## Information shown:
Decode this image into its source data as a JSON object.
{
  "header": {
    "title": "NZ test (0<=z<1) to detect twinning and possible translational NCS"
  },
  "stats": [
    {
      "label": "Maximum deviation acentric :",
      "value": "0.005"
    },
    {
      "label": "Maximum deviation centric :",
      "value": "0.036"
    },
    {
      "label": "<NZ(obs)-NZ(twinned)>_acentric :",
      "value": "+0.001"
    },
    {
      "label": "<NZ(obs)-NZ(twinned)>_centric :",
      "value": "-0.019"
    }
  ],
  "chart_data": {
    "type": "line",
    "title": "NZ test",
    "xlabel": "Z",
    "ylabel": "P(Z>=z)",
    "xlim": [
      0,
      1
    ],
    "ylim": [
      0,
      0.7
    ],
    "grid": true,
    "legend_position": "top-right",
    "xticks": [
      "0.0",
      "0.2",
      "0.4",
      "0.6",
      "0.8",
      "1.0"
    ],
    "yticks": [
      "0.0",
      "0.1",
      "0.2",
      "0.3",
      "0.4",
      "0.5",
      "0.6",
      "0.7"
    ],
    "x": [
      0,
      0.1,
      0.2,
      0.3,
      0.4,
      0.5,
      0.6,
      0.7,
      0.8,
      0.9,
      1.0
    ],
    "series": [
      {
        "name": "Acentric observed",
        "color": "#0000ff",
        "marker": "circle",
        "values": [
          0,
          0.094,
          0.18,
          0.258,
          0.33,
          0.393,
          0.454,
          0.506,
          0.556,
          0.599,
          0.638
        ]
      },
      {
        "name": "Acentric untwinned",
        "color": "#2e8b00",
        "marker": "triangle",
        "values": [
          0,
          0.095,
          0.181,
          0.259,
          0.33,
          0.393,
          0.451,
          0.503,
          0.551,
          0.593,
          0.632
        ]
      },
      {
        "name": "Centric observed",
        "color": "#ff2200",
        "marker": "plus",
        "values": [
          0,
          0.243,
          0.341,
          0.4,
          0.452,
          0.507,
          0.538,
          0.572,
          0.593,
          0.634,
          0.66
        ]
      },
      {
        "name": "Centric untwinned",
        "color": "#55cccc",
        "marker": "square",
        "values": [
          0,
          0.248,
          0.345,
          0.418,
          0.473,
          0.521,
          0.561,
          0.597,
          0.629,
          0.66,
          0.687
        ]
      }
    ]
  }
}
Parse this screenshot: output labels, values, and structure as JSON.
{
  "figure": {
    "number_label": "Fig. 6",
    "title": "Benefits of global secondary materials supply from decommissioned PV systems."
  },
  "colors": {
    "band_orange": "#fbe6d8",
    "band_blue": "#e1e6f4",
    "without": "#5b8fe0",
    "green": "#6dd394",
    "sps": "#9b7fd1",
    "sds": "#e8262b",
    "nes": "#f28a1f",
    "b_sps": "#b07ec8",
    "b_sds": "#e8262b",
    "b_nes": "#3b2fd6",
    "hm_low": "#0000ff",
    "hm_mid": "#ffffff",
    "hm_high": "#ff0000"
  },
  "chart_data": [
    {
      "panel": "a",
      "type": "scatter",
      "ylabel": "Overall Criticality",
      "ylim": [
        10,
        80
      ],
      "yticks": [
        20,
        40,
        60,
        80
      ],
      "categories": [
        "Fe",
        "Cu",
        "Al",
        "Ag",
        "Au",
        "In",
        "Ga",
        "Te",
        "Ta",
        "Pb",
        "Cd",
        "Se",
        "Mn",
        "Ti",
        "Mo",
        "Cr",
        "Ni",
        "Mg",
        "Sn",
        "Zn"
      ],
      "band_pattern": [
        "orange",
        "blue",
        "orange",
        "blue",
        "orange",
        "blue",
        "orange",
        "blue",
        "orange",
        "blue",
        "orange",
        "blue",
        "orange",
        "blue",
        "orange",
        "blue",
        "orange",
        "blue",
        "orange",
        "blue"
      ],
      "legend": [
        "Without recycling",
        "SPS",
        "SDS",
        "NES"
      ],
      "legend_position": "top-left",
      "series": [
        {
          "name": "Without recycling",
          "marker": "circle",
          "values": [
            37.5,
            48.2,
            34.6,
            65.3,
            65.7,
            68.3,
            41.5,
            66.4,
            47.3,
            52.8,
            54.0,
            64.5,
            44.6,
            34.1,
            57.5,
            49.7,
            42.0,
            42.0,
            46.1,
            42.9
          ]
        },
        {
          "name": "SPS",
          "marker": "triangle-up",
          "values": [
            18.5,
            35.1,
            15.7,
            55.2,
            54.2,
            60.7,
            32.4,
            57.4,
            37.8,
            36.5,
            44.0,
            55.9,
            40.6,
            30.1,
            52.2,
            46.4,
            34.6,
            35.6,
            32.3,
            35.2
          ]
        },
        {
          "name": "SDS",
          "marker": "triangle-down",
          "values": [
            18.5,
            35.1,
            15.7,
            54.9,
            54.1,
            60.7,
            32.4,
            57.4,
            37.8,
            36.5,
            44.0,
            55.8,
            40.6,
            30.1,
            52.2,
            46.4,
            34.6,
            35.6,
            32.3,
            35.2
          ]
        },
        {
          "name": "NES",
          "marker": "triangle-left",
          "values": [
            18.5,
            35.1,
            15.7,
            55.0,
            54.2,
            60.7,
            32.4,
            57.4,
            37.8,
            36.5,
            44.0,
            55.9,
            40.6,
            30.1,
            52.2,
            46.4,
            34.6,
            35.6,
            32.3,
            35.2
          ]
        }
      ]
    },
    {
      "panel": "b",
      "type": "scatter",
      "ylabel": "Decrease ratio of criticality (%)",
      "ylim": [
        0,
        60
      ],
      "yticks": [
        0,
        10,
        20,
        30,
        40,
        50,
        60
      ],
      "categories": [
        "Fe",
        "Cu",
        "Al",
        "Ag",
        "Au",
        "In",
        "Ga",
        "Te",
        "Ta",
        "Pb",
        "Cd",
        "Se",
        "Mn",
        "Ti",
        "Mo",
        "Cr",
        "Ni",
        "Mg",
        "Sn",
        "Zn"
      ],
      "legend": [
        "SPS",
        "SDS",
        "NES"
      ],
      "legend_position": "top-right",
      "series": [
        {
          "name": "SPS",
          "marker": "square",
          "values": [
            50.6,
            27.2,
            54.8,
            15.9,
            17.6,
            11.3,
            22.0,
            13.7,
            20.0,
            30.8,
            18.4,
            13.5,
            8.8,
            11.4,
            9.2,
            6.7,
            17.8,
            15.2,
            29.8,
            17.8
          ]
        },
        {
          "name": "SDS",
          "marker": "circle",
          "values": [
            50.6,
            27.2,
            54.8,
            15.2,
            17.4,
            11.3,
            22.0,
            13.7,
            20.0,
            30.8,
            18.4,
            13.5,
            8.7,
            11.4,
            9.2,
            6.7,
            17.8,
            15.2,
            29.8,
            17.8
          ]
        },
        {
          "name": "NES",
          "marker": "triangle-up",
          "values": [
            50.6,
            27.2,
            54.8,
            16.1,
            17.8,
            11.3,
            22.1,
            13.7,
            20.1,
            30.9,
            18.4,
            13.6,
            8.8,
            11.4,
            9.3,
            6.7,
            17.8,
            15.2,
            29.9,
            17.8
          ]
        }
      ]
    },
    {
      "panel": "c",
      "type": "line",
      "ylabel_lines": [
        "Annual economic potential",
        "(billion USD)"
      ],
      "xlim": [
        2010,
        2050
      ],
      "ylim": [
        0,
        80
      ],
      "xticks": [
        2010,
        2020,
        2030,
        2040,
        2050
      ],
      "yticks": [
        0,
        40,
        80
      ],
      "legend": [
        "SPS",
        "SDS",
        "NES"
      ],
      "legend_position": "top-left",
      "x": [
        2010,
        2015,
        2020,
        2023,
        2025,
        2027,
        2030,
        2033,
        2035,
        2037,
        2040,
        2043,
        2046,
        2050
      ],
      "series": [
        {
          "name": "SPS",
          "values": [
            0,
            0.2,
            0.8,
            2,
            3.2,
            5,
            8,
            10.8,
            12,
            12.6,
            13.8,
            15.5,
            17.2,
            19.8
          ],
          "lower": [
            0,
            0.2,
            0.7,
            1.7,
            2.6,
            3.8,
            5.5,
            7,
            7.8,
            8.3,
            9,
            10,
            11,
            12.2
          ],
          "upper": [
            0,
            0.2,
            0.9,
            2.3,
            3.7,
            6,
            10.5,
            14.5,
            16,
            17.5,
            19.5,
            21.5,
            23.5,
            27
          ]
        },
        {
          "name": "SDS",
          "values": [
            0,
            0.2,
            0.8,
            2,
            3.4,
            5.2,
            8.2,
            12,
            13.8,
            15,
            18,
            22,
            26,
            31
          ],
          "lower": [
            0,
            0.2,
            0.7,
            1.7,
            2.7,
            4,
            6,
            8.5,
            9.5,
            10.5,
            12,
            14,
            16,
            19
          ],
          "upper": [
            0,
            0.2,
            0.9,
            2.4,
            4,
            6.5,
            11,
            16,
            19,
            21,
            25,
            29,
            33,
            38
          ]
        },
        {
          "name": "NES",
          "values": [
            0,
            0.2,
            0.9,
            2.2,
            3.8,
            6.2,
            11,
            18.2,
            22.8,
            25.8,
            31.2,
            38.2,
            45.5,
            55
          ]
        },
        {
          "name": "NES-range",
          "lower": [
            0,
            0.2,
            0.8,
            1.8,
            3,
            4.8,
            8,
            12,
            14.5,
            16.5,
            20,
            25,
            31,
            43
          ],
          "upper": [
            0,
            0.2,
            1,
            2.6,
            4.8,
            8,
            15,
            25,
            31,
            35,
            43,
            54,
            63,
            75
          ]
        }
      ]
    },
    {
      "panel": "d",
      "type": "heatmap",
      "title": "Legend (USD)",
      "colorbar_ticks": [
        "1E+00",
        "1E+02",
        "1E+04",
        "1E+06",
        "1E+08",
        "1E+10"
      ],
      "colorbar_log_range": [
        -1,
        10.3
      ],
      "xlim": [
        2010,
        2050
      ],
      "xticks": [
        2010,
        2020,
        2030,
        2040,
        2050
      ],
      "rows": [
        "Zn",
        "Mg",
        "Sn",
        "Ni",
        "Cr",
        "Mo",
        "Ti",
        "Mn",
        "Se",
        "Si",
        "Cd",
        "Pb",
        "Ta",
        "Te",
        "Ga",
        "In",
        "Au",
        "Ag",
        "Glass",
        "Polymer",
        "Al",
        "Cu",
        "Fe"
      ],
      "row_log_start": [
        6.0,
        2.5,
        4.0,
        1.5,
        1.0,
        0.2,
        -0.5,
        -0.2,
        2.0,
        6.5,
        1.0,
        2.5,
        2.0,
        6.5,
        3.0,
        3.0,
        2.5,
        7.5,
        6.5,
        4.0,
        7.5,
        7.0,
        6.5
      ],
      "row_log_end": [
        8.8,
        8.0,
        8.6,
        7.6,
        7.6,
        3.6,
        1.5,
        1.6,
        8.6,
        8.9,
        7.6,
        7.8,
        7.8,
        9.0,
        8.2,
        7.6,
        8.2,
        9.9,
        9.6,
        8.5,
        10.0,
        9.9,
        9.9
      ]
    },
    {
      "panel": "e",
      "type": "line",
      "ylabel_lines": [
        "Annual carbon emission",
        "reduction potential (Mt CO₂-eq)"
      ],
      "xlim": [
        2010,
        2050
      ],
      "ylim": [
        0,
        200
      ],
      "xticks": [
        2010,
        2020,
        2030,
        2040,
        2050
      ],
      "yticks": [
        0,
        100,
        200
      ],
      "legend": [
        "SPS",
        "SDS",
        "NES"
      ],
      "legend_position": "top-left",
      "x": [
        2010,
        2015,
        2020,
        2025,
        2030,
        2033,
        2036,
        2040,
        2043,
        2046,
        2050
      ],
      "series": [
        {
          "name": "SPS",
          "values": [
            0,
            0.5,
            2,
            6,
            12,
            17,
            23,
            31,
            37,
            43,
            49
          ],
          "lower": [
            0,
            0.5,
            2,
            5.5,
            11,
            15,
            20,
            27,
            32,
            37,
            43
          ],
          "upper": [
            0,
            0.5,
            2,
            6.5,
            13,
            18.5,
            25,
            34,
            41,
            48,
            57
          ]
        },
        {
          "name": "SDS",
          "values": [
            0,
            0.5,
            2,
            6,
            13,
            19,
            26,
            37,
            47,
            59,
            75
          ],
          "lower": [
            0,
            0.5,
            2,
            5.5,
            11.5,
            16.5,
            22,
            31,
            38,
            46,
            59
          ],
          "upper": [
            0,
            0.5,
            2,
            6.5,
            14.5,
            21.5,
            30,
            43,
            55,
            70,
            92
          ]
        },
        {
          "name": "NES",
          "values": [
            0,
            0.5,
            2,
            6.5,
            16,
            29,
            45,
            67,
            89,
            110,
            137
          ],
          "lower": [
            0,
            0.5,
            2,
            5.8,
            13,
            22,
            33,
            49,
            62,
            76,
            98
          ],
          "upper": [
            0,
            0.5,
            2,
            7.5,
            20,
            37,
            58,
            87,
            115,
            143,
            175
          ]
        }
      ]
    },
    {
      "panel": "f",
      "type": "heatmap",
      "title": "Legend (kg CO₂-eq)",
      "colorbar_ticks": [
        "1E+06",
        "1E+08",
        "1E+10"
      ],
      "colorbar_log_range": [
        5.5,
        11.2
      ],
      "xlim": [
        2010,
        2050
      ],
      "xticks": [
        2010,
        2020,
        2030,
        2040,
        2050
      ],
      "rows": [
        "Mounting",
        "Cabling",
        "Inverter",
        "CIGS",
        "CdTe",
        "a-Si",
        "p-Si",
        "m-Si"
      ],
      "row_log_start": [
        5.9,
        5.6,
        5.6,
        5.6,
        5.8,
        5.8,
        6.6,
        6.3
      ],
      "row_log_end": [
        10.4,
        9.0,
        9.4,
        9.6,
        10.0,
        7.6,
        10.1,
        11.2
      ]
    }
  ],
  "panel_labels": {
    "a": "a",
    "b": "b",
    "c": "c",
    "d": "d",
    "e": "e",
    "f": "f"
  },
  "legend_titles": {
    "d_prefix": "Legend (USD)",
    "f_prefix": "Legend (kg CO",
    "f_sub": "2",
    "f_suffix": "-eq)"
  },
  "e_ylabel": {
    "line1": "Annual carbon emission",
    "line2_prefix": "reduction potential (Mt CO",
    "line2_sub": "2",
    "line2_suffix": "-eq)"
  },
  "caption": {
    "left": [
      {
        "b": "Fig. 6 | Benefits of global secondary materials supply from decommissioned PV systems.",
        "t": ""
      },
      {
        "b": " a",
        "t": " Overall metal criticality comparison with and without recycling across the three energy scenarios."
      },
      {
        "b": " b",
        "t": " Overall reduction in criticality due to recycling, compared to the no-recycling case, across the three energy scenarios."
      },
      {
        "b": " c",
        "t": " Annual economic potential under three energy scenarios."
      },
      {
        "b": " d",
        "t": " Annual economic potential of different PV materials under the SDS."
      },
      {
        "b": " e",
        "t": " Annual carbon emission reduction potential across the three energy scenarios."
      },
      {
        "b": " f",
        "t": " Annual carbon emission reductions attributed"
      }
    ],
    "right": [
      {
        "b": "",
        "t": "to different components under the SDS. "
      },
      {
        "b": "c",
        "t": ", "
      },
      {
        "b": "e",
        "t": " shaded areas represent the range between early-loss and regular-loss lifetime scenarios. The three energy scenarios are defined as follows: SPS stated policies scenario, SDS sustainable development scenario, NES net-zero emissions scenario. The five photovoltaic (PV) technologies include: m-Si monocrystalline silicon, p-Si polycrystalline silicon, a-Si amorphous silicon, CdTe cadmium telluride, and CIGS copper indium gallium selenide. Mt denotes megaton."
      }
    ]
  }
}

## Exercise aim:
Copy every line that contains the string "Annual".

## Solved exercise:
        "Annual economic potential",
        "Annual carbon emission",
    "line1": "Annual carbon emission",
        "t": " Annual economic potential under three energy scenarios."
        "t": " Annual economic potential of different PV materials under the SDS."
        "t": " Annual carbon emission reduction potential across the three energy scenarios."
        "t": " Annual carbon emission reductions attributed"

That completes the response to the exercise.